**THE EXERCISE:** Below are some records: retype them all exactly, but not the pictures.

Items from a figure collection
◆ ◆ ◆ ◆ ◆ ◆ ◆
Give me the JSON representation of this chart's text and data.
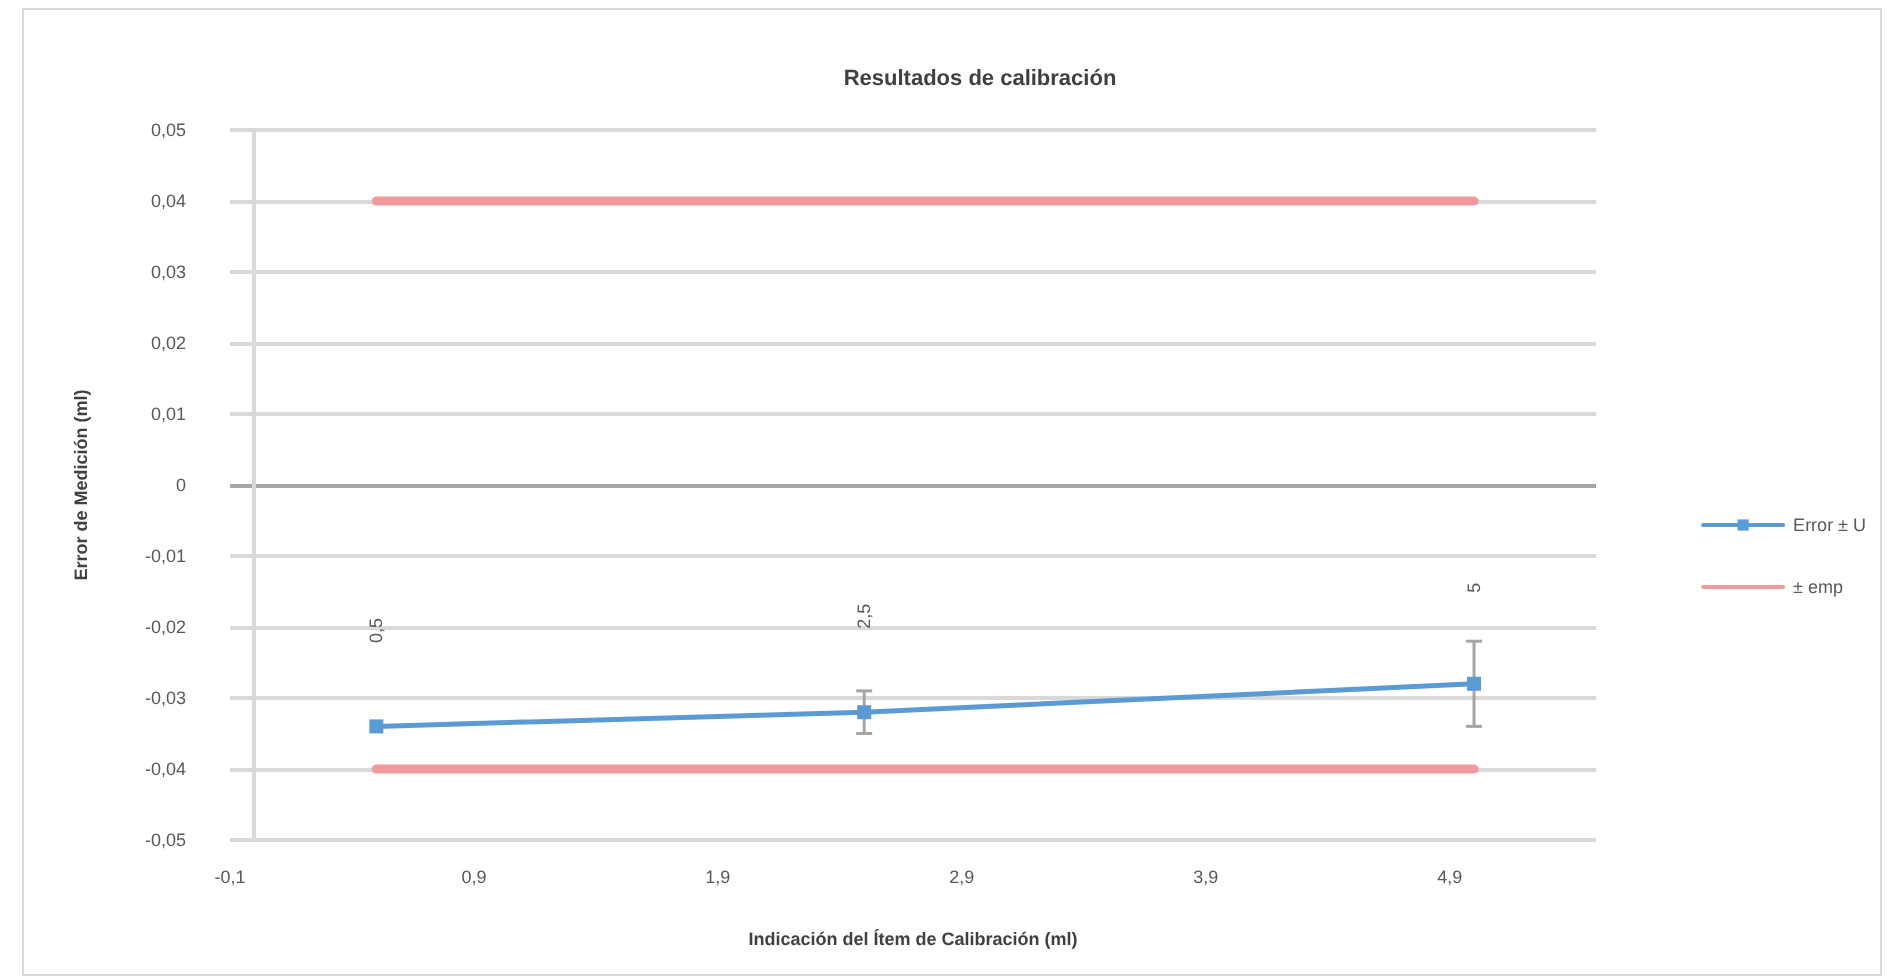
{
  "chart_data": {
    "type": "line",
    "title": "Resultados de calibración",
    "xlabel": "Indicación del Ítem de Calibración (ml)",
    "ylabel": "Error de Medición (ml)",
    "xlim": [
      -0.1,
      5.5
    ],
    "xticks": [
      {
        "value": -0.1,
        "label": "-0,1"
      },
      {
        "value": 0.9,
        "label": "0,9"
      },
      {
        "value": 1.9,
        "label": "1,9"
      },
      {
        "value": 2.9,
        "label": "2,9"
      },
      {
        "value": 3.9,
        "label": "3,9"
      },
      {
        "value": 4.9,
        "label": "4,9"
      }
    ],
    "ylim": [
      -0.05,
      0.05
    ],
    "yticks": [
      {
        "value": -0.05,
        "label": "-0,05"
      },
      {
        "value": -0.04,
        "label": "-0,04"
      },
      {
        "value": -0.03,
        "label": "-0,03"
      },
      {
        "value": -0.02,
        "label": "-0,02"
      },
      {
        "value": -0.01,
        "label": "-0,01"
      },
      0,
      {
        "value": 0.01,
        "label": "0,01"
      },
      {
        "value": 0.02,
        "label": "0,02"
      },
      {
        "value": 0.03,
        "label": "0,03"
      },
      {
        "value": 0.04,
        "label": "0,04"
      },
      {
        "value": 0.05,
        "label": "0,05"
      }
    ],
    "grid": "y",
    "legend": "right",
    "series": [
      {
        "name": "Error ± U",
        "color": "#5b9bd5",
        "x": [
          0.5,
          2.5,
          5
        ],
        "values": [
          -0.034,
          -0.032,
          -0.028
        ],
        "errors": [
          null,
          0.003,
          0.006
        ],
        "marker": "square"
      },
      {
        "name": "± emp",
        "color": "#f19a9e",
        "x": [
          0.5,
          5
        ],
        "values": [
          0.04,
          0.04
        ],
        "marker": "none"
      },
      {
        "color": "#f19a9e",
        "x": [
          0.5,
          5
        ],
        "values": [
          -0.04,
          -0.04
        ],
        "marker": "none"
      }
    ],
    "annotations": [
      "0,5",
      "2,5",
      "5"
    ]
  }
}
◆ ◆ ◆ ◆ ◆ ◆ ◆
**SOLUTION TO THIS EXERCISE:**
Give me the JSON representation of this chart's text and data.
{
  "chart_data": {
    "type": "line",
    "title": "Resultados de calibración",
    "xlabel": "Indicación del Ítem de Calibración (ml)",
    "ylabel": "Error de Medición (ml)",
    "xlim": [
      -0.1,
      5.5
    ],
    "xticks": [
      {
        "value": -0.1,
        "label": "-0,1"
      },
      {
        "value": 0.9,
        "label": "0,9"
      },
      {
        "value": 1.9,
        "label": "1,9"
      },
      {
        "value": 2.9,
        "label": "2,9"
      },
      {
        "value": 3.9,
        "label": "3,9"
      },
      {
        "value": 4.9,
        "label": "4,9"
      }
    ],
    "ylim": [
      -0.05,
      0.05
    ],
    "yticks": [
      {
        "value": -0.05,
        "label": "-0,05"
      },
      {
        "value": -0.04,
        "label": "-0,04"
      },
      {
        "value": -0.03,
        "label": "-0,03"
      },
      {
        "value": -0.02,
        "label": "-0,02"
      },
      {
        "value": -0.01,
        "label": "-0,01"
      },
      0,
      {
        "value": 0.01,
        "label": "0,01"
      },
      {
        "value": 0.02,
        "label": "0,02"
      },
      {
        "value": 0.03,
        "label": "0,03"
      },
      {
        "value": 0.04,
        "label": "0,04"
      },
      {
        "value": 0.05,
        "label": "0,05"
      }
    ],
    "grid": "y",
    "legend": "right",
    "series": [
      {
        "name": "Error ± U",
        "color": "#5b9bd5",
        "x": [
          0.5,
          2.5,
          5
        ],
        "values": [
          -0.034,
          -0.032,
          -0.028
        ],
        "errors": [
          null,
          0.003,
          0.006
        ],
        "marker": "square"
      },
      {
        "name": "± emp",
        "color": "#f19a9e",
        "x": [
          0.5,
          5
        ],
        "values": [
          0.04,
          0.04
        ],
        "marker": "none"
      },
      {
        "color": "#f19a9e",
        "x": [
          0.5,
          5
        ],
        "values": [
          -0.04,
          -0.04
        ],
        "marker": "none"
      }
    ],
    "annotations": [
      "0,5",
      "2,5",
      "5"
    ]
  }
}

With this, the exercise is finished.